(Source records)
━━━━━━

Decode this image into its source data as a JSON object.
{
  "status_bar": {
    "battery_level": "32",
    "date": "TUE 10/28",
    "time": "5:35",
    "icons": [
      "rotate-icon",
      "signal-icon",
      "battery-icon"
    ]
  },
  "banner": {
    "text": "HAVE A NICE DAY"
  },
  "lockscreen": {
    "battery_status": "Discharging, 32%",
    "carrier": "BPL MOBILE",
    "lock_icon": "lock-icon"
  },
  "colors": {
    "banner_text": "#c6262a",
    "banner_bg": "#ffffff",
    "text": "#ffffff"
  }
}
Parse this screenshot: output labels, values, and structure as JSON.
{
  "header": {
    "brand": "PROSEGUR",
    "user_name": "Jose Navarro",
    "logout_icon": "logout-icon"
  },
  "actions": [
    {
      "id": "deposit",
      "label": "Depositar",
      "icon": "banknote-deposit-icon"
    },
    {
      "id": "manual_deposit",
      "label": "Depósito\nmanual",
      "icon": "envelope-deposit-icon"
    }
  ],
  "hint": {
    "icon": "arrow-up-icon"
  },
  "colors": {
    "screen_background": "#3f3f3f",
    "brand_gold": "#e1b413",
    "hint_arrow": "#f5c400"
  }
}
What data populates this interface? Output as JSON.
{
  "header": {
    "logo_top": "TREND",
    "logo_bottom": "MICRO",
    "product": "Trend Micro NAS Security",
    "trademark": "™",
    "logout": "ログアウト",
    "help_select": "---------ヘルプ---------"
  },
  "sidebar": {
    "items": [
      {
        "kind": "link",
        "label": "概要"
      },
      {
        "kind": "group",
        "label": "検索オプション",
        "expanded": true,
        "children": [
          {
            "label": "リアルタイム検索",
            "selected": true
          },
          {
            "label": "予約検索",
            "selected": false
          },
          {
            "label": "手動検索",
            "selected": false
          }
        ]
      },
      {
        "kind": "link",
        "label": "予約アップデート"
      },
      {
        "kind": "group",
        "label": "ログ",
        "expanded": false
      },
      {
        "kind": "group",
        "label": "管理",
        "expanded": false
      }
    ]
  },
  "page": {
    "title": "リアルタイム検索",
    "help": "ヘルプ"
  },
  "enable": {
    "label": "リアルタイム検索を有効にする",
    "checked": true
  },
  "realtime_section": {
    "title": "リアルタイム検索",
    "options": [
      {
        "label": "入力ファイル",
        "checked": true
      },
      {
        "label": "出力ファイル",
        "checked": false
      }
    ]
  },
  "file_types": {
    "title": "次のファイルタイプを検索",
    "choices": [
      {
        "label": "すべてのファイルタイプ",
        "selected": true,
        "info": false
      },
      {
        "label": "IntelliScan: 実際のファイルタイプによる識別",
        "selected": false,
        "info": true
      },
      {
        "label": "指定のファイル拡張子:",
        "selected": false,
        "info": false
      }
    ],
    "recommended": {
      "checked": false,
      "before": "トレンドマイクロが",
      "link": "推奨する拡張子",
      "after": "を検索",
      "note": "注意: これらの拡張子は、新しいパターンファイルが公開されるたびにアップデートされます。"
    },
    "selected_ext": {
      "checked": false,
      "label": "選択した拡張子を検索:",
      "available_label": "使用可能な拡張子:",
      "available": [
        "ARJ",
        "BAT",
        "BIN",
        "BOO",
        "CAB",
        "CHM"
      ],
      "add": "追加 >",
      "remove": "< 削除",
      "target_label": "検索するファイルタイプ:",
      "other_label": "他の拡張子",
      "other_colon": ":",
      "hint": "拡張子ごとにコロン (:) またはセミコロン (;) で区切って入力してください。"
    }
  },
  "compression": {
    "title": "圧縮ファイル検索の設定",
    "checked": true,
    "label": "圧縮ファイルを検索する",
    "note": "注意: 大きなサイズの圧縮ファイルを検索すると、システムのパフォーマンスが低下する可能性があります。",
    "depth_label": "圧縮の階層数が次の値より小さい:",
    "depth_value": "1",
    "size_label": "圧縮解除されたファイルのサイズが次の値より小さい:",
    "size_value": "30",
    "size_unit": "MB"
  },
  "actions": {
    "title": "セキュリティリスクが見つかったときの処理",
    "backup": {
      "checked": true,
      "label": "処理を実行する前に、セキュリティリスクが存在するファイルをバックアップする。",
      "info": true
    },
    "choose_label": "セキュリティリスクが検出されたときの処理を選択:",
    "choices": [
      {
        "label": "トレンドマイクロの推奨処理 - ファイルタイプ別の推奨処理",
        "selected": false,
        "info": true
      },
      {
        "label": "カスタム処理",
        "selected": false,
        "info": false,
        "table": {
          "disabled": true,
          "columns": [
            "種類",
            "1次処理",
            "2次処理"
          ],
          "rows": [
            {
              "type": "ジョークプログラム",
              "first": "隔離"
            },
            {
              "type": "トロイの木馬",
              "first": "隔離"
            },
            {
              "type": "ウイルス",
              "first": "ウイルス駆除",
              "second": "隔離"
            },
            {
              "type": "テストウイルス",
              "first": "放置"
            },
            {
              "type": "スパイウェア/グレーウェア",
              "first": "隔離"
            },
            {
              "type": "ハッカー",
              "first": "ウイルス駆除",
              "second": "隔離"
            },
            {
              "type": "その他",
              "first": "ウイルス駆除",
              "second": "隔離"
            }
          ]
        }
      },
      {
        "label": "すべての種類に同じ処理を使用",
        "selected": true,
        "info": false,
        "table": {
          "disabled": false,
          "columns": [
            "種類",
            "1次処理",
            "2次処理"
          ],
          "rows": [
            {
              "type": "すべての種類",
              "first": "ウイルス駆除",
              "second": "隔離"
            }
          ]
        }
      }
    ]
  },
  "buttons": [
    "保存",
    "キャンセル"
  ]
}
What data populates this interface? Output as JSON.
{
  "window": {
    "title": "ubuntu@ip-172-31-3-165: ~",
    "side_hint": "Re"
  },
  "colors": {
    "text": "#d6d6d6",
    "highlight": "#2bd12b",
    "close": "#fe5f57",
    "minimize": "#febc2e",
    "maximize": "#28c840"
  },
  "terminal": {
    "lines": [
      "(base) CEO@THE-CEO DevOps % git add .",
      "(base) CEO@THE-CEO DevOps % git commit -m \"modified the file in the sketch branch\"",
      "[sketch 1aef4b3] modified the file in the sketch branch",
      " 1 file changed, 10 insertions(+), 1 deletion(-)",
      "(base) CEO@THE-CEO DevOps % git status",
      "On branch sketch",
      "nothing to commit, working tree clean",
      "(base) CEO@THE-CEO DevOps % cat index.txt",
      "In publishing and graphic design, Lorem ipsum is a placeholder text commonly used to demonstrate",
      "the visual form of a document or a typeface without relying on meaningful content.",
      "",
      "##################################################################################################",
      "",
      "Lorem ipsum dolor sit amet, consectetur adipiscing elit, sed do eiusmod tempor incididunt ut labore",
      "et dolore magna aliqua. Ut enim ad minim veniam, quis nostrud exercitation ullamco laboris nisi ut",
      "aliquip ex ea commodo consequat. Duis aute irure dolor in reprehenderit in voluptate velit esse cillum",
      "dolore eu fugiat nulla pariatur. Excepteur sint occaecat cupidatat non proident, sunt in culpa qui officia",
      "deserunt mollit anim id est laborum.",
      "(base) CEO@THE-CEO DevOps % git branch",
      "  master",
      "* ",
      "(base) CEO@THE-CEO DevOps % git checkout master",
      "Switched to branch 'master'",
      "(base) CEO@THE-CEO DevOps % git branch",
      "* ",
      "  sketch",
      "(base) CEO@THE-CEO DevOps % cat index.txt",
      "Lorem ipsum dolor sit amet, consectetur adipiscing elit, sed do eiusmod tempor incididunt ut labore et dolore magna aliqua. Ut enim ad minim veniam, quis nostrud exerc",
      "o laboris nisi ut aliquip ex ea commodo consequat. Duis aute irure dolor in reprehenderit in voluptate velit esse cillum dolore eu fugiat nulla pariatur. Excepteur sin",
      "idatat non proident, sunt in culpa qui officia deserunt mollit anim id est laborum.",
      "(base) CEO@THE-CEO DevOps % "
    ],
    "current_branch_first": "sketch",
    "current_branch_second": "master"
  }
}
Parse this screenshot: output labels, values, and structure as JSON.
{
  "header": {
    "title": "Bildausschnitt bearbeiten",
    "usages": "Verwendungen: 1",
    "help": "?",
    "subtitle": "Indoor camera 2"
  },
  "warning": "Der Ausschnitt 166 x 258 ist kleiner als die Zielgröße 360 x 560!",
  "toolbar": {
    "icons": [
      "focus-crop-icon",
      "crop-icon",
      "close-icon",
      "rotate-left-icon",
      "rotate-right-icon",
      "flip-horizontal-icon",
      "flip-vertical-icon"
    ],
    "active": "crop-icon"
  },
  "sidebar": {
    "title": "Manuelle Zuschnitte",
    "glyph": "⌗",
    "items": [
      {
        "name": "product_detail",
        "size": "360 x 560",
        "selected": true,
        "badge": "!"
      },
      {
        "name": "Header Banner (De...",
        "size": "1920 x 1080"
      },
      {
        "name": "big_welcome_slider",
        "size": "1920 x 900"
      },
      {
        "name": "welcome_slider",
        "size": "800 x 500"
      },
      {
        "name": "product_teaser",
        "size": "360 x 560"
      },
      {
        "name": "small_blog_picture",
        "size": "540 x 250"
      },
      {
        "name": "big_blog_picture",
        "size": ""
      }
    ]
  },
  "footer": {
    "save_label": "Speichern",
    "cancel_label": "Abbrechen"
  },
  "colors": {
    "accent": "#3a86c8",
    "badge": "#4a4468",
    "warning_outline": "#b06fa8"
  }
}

━━━━━━

From the data, list each line in which the string "amet" appears.

## COMPLETE OUTPUT
      "Lorem ipsum dolor sit amet, consectetur adipiscing elit, sed do eiusmod tempor incididunt ut labore",
      "Lorem ipsum dolor sit amet, consectetur adipiscing elit, sed do eiusmod tempor incididunt ut labore et dolore magna aliqua. Ut enim ad minim veniam, quis nostrud exerc",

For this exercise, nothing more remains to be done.